▸ **EXERCISE GOAL**
Show all lines holding the string "Рассыпчатый".
- - - - -
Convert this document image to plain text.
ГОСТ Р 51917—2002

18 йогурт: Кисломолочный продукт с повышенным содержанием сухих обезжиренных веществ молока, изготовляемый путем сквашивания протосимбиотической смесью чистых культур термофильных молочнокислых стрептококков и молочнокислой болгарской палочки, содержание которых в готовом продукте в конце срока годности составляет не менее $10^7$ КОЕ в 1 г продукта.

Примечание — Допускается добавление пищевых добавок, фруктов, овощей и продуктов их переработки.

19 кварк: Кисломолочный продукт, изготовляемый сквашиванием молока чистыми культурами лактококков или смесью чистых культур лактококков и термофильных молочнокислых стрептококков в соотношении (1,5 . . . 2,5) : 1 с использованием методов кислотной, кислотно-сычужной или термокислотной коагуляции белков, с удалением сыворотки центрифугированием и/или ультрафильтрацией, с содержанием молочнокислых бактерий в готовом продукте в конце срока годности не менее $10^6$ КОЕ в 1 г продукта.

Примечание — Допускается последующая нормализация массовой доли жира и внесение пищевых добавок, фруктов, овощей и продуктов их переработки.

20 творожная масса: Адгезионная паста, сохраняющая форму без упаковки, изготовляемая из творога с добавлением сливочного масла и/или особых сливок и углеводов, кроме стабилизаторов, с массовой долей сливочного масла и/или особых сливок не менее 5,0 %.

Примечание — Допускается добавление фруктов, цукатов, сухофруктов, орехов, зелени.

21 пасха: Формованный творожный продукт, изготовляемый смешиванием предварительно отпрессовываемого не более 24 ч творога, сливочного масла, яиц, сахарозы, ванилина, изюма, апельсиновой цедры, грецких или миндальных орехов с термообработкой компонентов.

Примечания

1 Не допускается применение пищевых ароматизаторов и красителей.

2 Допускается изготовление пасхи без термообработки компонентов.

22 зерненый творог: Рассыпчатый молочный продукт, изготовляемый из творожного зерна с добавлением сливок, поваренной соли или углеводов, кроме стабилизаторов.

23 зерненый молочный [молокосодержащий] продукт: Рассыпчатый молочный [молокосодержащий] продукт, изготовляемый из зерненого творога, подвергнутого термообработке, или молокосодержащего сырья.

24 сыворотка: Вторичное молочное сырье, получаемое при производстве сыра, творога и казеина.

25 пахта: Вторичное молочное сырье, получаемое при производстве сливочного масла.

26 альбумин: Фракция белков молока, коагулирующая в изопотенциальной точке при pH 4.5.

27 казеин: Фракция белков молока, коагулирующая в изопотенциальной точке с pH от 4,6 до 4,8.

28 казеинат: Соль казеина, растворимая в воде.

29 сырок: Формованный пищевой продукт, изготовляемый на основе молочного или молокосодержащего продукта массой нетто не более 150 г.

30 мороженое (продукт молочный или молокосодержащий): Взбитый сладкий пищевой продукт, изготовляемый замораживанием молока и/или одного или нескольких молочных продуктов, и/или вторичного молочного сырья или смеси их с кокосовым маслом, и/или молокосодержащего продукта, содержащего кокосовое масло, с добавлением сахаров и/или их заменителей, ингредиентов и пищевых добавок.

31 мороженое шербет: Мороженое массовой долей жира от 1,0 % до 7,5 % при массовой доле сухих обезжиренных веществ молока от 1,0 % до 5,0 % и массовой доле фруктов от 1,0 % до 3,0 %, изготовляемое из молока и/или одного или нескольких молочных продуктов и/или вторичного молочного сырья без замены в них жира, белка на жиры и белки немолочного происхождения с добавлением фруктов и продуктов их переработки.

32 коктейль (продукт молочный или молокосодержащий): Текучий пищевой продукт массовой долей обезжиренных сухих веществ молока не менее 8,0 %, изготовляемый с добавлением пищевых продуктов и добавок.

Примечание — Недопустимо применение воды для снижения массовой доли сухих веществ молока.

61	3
- - - - -
▸ **SOLUTION FOR THIS PROBLEM**
22 зерненый творог: Рассыпчатый молочный продукт, изготовляемый из творожного зерна с добавлением сливок, поваренной соли или углеводов, кроме стабилизаторов.
23 зерненый молочный [молокосодержащий] продукт: Рассыпчатый молочный [молокосодержащий] продукт, изготовляемый из зерненого творога, подвергнутого термообработке, или молокосодержащего сырья.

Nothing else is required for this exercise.